In the listing below, find every line with the string "optional" and pull it out.

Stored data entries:
+---+

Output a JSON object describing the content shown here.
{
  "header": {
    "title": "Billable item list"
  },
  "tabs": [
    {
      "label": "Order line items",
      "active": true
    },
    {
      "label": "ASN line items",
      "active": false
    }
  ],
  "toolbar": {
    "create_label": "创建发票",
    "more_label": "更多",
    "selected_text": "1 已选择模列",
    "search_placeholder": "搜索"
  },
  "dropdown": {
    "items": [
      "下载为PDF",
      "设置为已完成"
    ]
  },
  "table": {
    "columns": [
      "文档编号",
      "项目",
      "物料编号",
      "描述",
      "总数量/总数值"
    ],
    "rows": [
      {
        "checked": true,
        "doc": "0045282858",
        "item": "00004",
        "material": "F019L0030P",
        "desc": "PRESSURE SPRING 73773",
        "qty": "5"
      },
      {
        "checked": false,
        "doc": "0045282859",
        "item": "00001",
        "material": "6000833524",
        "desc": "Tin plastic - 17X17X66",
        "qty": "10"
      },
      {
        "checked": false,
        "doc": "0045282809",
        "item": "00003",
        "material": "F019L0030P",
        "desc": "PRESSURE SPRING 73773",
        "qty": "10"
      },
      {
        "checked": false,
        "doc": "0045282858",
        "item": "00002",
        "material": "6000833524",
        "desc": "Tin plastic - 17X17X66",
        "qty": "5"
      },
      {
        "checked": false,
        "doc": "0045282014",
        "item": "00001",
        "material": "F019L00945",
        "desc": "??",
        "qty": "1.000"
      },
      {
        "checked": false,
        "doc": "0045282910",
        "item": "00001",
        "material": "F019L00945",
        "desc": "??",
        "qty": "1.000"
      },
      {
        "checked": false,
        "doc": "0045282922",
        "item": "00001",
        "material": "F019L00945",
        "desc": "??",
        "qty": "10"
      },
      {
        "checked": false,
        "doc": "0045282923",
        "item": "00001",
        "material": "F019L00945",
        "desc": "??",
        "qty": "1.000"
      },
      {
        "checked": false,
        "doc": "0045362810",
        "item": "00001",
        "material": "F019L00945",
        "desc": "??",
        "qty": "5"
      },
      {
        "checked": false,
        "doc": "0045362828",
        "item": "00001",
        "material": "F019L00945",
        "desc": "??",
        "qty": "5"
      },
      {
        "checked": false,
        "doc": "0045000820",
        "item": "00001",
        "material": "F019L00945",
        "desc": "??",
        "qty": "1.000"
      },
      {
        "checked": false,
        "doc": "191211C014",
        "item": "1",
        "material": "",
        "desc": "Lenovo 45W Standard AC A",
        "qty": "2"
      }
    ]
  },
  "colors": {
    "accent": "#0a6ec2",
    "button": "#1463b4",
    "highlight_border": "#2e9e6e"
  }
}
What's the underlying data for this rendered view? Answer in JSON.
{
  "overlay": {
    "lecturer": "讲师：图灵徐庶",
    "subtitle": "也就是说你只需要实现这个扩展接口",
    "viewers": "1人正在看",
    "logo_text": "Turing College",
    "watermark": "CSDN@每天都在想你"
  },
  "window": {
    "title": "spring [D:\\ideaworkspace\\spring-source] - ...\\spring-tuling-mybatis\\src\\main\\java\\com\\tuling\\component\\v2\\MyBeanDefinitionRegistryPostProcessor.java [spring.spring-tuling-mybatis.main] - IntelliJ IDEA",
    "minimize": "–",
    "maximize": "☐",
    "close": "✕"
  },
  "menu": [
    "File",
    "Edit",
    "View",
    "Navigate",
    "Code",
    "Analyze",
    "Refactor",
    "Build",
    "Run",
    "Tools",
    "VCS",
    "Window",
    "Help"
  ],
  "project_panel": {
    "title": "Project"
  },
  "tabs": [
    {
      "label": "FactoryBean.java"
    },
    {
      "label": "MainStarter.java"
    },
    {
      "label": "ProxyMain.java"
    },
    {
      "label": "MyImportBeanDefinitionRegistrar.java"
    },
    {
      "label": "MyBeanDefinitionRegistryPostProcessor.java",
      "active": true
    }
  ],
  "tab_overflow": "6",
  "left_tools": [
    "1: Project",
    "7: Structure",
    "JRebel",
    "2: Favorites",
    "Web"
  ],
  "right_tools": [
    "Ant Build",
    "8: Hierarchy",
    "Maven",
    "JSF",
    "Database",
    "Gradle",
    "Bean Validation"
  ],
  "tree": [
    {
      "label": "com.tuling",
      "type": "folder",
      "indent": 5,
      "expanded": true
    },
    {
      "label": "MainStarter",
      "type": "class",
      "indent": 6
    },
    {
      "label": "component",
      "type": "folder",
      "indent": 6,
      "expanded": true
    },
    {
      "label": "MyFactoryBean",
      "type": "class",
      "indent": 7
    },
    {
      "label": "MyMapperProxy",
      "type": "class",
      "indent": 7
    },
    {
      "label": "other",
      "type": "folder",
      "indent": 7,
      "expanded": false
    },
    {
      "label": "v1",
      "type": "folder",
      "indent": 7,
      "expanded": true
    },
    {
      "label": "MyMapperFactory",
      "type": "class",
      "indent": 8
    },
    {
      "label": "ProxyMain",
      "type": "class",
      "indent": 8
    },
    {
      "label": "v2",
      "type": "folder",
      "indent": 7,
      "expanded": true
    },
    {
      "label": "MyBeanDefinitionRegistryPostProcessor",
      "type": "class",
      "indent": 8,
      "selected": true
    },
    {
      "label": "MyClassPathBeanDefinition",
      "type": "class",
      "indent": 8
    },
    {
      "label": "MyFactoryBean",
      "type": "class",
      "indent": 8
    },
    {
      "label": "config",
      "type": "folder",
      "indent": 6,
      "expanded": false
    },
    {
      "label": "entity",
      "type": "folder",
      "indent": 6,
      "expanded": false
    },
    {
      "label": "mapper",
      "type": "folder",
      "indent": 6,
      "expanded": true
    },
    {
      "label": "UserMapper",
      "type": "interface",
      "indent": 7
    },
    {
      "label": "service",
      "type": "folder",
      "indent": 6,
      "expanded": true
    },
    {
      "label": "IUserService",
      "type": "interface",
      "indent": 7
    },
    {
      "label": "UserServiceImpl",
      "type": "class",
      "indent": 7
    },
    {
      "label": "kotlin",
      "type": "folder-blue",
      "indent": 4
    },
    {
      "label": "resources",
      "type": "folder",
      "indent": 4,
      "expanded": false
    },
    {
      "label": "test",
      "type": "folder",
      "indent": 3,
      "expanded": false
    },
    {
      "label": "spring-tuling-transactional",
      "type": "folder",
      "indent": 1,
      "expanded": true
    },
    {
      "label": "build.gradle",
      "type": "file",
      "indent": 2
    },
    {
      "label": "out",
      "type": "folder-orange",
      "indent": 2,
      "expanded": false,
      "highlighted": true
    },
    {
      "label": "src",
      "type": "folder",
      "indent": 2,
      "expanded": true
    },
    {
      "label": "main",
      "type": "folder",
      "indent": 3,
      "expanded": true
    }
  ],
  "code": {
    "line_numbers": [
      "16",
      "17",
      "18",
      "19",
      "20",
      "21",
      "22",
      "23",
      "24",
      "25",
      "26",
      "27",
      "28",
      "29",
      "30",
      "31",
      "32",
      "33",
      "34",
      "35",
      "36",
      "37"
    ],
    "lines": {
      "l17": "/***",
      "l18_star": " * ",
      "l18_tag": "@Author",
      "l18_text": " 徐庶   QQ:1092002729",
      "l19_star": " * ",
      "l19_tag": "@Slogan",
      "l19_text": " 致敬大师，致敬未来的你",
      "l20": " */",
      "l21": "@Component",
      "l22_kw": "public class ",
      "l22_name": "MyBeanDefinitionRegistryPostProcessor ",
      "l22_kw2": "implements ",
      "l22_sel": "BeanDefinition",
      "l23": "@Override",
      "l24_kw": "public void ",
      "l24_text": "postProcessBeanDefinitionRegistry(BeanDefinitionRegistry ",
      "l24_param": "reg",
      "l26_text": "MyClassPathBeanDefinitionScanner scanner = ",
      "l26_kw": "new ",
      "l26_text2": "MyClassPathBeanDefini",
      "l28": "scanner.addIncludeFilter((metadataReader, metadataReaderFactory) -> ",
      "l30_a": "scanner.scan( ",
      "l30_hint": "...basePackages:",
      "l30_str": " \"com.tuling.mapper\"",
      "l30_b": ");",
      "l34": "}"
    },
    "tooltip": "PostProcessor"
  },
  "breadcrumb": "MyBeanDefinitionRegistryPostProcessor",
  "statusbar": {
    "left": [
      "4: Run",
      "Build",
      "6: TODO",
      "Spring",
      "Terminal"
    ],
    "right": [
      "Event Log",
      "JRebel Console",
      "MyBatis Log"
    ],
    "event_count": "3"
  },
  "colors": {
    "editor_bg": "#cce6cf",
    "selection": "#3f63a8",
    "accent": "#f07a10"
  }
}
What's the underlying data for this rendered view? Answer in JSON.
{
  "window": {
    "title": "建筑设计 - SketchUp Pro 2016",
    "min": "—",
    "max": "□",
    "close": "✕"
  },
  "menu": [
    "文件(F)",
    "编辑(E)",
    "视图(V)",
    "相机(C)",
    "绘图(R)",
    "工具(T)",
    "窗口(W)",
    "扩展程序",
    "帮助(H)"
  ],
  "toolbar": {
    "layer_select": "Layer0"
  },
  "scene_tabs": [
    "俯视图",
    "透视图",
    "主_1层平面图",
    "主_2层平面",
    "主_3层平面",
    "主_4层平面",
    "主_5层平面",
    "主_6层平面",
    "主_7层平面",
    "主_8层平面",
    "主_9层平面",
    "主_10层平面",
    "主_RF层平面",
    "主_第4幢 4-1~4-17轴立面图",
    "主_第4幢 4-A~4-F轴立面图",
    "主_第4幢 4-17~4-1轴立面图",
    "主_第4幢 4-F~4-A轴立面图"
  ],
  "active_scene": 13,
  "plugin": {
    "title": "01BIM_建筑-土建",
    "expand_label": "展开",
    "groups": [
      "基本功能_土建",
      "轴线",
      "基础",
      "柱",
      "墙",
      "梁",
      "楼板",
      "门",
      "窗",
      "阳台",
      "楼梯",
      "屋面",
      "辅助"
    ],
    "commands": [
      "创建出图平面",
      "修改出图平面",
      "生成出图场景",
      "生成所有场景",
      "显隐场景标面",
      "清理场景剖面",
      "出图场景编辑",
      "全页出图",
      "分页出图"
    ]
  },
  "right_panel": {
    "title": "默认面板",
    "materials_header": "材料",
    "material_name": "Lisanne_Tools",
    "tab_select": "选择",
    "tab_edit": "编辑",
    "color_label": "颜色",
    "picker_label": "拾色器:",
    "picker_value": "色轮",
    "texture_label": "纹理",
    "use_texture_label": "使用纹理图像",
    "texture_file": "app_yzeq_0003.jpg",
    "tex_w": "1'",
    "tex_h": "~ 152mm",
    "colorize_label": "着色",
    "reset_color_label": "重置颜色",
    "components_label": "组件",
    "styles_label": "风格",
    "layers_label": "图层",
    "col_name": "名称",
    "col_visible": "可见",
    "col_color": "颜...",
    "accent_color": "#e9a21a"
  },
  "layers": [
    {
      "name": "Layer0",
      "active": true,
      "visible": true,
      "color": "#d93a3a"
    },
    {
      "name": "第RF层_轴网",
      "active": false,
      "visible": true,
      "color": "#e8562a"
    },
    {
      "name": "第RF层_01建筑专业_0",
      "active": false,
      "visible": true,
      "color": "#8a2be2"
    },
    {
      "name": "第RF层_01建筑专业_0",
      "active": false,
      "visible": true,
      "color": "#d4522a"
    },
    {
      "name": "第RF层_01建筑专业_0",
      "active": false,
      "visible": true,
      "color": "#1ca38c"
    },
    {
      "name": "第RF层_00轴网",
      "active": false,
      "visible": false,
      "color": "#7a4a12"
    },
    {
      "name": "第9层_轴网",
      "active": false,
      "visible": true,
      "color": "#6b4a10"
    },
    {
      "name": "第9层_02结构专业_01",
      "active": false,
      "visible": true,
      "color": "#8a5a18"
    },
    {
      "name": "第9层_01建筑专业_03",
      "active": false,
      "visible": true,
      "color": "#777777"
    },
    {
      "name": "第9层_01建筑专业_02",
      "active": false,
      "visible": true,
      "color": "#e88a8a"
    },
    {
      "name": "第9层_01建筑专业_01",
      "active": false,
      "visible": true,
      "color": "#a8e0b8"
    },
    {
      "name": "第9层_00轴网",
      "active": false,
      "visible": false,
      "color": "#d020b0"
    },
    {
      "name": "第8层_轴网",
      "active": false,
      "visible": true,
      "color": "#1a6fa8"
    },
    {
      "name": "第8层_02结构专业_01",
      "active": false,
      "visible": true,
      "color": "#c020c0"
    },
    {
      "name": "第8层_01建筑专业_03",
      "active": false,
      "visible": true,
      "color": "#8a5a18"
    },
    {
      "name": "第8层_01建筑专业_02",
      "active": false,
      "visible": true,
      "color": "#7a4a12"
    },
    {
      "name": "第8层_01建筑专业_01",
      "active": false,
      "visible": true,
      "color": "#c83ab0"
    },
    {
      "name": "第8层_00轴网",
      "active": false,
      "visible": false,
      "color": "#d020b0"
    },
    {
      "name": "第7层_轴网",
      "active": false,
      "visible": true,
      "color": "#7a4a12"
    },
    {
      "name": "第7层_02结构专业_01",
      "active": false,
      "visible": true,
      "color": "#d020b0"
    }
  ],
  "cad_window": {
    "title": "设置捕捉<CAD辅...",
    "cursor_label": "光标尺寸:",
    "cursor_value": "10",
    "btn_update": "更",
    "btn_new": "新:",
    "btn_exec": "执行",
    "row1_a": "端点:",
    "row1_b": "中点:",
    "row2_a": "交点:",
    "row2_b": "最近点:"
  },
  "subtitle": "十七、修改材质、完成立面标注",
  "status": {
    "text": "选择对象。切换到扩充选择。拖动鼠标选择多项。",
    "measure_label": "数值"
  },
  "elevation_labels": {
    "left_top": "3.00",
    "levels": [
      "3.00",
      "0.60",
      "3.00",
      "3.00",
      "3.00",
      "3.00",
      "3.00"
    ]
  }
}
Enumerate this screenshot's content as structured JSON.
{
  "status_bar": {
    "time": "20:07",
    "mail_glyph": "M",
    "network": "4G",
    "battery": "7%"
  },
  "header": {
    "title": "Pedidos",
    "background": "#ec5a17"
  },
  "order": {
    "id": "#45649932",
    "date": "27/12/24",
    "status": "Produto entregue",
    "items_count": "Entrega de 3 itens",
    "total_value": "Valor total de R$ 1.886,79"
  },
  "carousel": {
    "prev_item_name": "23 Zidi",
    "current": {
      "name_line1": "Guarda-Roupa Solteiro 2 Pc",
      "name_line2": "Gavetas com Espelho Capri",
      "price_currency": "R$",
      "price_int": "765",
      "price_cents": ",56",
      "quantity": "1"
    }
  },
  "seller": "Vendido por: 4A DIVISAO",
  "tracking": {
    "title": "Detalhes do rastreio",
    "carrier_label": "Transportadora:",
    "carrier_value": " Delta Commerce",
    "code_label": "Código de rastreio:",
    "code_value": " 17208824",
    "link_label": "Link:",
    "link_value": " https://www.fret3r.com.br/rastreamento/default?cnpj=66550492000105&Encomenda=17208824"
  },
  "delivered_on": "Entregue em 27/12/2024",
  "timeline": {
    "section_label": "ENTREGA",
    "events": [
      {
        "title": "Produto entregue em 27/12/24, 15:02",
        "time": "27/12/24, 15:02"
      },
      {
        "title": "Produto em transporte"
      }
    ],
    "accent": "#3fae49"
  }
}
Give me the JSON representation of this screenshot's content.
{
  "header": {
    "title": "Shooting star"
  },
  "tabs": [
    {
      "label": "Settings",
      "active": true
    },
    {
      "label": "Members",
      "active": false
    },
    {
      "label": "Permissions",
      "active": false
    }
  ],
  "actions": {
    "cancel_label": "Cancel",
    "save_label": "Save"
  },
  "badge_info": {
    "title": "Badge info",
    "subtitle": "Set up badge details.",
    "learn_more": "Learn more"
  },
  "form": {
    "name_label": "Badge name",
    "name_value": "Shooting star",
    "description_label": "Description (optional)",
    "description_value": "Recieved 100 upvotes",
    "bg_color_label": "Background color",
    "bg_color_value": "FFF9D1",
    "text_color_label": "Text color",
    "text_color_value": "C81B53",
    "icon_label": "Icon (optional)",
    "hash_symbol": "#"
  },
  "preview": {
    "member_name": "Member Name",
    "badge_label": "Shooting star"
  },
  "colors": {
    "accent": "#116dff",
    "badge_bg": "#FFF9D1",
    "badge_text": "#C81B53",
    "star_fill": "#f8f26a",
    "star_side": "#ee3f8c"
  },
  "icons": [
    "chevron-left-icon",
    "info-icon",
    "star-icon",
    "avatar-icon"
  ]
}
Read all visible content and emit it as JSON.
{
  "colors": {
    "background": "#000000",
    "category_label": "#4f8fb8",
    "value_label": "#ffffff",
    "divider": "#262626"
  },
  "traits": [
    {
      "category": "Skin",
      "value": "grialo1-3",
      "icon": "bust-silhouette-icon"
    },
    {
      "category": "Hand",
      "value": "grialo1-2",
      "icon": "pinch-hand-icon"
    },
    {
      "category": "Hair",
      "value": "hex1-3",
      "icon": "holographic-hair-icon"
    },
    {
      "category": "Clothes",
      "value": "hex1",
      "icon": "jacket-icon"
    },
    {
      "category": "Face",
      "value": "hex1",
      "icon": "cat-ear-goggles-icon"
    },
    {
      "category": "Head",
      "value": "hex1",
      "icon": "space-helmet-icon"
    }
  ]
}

+---+

Final answer:
    "description_label": "Description (optional)",
    "icon_label": "Icon (optional)",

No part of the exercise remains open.